Instructions for the task:
Your task is to repeat, word for word, the line containing "Convert this document image to plain text." and all lines that follow it to the end of the material, and no other lines.

Data shown:
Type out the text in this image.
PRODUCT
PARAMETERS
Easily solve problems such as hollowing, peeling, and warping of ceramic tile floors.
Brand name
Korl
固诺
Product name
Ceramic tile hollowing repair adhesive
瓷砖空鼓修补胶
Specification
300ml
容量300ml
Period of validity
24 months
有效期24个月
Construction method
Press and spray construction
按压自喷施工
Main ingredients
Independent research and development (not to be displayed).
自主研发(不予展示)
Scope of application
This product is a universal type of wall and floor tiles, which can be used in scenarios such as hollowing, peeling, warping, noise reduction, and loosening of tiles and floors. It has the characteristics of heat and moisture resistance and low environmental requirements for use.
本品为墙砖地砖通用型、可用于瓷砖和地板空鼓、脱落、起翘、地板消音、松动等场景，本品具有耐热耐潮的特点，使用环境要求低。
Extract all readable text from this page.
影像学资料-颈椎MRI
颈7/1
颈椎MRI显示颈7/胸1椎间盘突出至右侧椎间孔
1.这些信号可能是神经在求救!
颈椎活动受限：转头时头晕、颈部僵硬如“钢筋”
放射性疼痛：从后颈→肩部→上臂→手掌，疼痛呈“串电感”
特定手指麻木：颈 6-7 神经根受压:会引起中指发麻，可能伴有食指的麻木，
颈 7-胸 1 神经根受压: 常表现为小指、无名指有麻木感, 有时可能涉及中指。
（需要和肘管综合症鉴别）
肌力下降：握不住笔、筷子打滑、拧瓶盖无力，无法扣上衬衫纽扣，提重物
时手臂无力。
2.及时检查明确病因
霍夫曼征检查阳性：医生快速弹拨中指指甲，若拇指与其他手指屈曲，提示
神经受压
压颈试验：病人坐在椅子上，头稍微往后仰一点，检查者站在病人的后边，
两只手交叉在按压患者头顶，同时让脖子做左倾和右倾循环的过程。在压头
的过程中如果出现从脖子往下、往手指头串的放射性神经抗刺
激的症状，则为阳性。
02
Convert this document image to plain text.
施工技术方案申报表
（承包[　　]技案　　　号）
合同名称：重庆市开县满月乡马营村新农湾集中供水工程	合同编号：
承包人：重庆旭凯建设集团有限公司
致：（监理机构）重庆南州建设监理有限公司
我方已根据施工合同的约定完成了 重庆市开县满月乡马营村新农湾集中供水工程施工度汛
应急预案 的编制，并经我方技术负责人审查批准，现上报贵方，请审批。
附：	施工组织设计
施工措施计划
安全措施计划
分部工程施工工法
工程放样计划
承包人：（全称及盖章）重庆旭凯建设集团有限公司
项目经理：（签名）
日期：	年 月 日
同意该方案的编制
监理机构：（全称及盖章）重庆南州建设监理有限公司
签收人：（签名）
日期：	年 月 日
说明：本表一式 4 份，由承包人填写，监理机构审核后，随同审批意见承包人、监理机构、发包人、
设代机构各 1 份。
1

Solution:
Convert this document image to plain text.
施工技术方案申报表
（承包[　　]技案　　　号）
合同名称：重庆市开县满月乡马营村新农湾集中供水工程	合同编号：
承包人：重庆旭凯建设集团有限公司
致：（监理机构）重庆南州建设监理有限公司
我方已根据施工合同的约定完成了 重庆市开县满月乡马营村新农湾集中供水工程施工度汛
应急预案 的编制，并经我方技术负责人审查批准，现上报贵方，请审批。
附：	施工组织设计
施工措施计划
安全措施计划
分部工程施工工法
工程放样计划
承包人：（全称及盖章）重庆旭凯建设集团有限公司
项目经理：（签名）
日期：	年 月 日
同意该方案的编制
监理机构：（全称及盖章）重庆南州建设监理有限公司
签收人：（签名）
日期：	年 月 日
说明：本表一式 4 份，由承包人填写，监理机构审核后，随同审批意见承包人、监理机构、发包人、
设代机构各 1 份。
1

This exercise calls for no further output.